- Exercise inputs:
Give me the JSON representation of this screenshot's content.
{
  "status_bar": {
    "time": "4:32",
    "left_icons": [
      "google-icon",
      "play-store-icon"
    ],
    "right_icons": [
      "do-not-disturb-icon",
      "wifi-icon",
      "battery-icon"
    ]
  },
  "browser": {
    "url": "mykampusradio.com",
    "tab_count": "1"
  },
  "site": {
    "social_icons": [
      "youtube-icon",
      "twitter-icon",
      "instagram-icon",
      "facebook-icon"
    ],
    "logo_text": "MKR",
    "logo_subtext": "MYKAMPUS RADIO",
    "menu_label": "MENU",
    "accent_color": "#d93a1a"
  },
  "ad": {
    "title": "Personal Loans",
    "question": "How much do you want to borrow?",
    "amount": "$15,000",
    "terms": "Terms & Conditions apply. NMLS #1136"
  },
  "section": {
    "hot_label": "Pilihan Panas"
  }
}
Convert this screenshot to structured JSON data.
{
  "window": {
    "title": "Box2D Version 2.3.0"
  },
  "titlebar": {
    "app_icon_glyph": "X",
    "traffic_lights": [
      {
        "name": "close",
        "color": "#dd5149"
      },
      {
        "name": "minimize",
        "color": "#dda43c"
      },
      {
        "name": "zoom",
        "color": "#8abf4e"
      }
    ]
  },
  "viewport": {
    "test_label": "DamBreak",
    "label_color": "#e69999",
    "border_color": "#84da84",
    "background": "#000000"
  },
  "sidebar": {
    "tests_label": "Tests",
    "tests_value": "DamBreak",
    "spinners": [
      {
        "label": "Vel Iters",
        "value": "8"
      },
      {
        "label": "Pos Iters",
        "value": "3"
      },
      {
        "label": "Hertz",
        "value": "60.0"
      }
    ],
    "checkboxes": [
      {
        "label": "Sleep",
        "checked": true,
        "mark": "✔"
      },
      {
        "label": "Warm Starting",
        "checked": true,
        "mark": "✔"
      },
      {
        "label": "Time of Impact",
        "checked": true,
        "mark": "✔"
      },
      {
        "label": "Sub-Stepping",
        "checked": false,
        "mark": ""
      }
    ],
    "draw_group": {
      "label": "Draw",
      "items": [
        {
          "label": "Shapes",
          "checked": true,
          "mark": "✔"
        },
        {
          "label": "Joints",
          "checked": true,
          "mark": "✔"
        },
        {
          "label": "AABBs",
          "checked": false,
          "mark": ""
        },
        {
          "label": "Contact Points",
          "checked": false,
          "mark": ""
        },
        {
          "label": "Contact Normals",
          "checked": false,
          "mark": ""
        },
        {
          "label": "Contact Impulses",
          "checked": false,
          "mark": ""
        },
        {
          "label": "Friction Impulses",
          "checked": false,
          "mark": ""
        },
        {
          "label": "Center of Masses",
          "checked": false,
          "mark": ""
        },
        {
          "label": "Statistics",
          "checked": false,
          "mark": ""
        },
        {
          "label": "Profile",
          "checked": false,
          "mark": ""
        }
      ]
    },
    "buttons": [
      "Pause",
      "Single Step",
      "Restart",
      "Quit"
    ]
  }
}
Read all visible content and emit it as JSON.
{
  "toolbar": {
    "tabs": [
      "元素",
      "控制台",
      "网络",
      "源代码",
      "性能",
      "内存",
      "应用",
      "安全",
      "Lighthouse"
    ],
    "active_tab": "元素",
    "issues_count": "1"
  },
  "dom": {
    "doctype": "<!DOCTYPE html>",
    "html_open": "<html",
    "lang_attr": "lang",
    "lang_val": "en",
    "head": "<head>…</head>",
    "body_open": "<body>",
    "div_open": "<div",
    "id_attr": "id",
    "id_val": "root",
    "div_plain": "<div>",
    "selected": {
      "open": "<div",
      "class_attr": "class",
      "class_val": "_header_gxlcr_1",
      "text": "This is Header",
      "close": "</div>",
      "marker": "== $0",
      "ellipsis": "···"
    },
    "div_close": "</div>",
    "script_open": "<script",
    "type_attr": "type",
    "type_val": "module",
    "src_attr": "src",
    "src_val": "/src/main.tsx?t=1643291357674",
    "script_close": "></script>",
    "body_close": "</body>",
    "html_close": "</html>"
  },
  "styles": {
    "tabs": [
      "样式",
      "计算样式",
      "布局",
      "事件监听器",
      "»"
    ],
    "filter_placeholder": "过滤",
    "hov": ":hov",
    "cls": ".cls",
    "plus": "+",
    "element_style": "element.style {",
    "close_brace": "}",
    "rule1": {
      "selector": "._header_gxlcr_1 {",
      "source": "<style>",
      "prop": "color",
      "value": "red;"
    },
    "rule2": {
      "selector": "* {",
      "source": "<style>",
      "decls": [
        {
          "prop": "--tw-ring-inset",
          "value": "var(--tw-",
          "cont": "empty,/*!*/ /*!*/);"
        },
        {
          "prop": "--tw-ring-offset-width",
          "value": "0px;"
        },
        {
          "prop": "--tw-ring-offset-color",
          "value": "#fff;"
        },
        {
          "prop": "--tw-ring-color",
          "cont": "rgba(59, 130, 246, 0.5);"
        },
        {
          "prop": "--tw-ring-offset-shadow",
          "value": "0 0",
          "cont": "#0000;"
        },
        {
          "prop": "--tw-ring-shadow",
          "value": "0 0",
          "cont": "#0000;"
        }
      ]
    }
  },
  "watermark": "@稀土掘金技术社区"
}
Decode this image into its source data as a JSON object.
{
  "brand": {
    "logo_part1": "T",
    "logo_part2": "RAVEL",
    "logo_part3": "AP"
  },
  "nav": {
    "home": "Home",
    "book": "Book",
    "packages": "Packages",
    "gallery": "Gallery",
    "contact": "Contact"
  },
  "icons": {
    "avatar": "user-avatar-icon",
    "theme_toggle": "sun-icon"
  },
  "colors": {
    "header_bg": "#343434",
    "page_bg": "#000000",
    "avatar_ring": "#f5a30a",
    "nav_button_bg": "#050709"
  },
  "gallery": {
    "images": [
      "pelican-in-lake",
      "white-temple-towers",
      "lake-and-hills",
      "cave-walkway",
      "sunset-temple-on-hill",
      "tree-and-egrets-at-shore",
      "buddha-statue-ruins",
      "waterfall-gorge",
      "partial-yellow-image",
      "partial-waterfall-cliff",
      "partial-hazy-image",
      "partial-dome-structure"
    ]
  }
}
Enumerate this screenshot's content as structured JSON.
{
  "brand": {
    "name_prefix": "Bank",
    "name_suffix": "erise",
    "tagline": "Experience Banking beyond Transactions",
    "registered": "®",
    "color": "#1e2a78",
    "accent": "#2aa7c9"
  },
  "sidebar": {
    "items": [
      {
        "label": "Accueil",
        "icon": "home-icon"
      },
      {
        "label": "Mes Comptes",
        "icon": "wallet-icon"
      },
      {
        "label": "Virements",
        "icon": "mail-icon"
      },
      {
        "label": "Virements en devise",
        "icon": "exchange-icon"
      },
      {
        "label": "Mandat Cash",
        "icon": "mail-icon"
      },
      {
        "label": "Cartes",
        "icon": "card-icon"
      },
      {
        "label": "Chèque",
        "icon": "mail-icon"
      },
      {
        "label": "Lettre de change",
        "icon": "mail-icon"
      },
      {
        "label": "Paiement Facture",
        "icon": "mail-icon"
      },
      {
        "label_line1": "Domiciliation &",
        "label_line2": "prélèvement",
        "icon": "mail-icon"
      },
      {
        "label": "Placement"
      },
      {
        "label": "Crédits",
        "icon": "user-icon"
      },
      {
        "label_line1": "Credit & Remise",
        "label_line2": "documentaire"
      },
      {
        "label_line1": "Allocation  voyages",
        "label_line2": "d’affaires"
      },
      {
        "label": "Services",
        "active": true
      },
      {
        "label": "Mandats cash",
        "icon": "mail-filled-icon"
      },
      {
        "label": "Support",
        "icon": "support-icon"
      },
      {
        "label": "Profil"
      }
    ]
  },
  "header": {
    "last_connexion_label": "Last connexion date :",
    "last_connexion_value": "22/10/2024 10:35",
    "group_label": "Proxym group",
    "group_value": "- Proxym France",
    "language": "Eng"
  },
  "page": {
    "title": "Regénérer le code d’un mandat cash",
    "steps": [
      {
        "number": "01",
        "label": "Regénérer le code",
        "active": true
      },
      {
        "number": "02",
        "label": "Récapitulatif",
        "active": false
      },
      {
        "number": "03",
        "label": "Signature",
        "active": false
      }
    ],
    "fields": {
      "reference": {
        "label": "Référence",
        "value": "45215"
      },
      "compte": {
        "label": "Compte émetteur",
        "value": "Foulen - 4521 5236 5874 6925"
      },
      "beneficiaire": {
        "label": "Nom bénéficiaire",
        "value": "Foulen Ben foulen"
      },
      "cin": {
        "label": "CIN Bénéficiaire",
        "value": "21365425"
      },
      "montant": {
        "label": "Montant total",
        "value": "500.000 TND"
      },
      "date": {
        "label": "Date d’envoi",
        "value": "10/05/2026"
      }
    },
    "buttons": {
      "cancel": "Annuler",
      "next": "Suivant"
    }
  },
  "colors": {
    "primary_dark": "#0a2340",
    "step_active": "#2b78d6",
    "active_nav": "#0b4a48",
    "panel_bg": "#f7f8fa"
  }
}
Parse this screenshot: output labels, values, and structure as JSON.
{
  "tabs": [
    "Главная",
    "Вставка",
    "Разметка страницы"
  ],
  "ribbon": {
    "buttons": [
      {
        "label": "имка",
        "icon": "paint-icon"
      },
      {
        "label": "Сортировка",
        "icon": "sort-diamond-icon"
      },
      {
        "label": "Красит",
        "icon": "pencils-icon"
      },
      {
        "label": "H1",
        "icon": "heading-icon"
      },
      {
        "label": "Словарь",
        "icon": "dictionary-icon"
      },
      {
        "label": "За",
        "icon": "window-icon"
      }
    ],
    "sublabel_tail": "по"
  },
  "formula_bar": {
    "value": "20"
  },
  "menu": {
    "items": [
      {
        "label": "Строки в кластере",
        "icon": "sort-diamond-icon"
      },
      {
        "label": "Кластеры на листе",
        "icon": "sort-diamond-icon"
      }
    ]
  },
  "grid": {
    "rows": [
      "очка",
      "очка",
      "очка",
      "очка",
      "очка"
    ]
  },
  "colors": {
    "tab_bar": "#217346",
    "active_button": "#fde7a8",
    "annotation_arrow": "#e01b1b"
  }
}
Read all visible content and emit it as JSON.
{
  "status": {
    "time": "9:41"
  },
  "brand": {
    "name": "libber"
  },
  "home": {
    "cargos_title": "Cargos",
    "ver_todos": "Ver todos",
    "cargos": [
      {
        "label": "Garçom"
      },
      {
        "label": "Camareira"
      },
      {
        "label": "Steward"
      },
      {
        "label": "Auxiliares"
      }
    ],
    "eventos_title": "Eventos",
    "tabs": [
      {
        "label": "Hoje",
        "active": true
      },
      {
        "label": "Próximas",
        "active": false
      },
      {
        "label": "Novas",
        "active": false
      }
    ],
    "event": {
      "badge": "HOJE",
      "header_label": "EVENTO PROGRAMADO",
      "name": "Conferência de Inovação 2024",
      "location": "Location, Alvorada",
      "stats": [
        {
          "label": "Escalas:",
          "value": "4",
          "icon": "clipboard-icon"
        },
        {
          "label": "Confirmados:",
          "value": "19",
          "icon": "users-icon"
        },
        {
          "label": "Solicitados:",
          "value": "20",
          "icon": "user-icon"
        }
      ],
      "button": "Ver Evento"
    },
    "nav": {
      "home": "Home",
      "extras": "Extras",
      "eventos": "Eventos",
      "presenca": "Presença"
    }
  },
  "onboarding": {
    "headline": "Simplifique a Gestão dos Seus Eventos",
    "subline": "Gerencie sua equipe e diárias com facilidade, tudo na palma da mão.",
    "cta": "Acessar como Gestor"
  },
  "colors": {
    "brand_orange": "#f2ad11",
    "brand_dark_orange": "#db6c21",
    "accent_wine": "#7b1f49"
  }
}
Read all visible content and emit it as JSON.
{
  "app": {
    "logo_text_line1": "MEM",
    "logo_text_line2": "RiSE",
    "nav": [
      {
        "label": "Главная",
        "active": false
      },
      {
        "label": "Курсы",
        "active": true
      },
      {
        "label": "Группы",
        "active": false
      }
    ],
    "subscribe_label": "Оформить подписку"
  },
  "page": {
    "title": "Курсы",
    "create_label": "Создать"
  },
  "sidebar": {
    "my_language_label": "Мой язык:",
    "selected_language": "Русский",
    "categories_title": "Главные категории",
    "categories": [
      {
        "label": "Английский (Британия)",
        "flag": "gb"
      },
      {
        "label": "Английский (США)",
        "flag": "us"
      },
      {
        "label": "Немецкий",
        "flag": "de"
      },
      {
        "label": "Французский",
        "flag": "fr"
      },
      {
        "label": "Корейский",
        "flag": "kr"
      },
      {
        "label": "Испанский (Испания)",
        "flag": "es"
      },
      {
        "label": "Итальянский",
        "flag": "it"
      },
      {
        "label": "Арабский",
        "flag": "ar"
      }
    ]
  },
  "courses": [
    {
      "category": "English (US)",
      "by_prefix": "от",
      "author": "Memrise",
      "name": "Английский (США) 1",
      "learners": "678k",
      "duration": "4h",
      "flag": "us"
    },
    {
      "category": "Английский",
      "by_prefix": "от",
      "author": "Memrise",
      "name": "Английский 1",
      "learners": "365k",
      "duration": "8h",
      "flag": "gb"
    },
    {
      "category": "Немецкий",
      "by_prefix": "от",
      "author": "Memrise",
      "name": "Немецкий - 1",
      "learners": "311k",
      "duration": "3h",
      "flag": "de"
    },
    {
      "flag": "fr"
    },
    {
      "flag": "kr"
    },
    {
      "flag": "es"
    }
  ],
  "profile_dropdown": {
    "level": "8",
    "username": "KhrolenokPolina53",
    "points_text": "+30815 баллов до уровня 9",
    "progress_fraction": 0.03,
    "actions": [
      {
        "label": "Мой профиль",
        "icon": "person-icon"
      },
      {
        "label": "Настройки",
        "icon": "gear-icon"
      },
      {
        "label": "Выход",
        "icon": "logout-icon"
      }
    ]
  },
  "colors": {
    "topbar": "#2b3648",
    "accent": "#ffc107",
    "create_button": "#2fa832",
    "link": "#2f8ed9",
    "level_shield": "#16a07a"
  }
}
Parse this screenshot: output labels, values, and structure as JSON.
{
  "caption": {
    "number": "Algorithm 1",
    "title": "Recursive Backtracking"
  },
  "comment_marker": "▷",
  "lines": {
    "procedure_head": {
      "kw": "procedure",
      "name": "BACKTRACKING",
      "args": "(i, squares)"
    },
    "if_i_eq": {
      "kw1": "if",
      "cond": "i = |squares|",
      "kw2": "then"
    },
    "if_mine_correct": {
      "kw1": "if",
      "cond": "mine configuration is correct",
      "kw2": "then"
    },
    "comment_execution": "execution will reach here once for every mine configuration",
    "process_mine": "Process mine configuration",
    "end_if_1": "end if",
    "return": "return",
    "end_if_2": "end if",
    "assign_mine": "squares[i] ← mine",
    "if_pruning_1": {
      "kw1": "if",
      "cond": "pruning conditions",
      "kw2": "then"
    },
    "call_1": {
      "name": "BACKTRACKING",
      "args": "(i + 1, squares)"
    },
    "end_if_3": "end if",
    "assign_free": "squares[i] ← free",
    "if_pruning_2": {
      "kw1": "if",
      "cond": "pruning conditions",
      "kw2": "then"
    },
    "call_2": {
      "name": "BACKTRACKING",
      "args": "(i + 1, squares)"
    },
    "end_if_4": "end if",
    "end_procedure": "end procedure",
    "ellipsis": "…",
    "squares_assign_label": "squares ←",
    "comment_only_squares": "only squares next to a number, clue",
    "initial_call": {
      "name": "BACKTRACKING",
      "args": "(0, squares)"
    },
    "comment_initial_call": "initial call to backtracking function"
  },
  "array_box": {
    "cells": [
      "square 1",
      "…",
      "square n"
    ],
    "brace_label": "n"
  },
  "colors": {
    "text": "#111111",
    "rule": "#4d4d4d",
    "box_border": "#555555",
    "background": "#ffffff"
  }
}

- Given instruction: Copy every line of the material in which the word "background" occurs.

- Output for this task:
    "background": "#000000"
    "background": "#ffffff"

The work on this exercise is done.